▶ **PROMPT**
Copy each line that contains the string "Wavelength".
─── EXTRACTED MATERIAL
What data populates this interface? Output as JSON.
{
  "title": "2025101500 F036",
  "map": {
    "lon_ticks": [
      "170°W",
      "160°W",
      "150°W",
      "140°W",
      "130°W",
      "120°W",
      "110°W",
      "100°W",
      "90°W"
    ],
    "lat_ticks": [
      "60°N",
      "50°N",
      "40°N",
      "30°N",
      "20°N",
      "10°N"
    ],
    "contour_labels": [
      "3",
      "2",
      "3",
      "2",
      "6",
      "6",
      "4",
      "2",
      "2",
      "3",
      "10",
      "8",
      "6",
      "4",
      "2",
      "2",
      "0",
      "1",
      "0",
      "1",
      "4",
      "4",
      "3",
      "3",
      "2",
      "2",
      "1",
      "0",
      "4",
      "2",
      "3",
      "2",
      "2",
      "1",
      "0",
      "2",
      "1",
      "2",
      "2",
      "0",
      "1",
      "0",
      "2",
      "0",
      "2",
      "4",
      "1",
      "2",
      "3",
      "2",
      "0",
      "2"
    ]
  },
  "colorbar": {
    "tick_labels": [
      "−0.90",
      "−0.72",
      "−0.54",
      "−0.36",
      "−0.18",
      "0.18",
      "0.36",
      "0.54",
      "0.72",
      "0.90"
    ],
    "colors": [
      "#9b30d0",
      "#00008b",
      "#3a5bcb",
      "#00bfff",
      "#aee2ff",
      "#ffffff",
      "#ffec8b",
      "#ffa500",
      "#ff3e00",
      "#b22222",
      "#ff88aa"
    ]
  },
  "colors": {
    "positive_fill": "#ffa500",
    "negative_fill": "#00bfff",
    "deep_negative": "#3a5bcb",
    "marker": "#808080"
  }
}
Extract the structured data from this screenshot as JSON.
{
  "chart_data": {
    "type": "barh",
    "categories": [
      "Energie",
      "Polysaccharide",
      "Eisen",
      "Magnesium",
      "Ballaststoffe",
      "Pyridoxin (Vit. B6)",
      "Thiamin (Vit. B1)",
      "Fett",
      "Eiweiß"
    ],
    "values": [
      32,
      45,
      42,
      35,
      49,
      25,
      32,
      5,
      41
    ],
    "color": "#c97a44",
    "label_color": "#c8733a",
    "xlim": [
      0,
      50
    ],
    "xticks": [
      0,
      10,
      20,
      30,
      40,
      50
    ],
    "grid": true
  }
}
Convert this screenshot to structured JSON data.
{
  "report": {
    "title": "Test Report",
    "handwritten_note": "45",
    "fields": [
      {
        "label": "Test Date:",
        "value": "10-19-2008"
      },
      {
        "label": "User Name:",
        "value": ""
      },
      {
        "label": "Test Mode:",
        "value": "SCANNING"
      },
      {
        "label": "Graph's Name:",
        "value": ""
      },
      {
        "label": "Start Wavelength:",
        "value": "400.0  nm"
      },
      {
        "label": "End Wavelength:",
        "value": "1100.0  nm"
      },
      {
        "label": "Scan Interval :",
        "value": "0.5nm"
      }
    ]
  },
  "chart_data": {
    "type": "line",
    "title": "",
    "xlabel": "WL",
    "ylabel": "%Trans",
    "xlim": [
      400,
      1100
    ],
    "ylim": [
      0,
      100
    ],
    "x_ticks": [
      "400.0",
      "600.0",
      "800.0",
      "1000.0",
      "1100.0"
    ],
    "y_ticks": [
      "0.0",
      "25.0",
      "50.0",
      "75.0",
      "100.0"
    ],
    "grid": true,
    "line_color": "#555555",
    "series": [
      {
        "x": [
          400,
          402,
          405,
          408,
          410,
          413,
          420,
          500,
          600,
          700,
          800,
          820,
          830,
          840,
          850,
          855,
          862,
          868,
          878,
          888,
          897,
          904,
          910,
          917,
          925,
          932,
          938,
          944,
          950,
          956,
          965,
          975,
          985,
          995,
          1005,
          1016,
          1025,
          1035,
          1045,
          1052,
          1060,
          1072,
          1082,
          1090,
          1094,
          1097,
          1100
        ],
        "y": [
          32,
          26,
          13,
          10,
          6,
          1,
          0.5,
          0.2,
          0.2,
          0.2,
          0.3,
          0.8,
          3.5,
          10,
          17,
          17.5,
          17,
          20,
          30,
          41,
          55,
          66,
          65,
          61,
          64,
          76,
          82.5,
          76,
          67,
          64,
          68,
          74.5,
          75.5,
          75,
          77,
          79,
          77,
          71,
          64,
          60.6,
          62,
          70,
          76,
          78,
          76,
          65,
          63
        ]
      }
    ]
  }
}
──────
▶ **RESPONSE**
        "label": "Start Wavelength:",
        "label": "End Wavelength:",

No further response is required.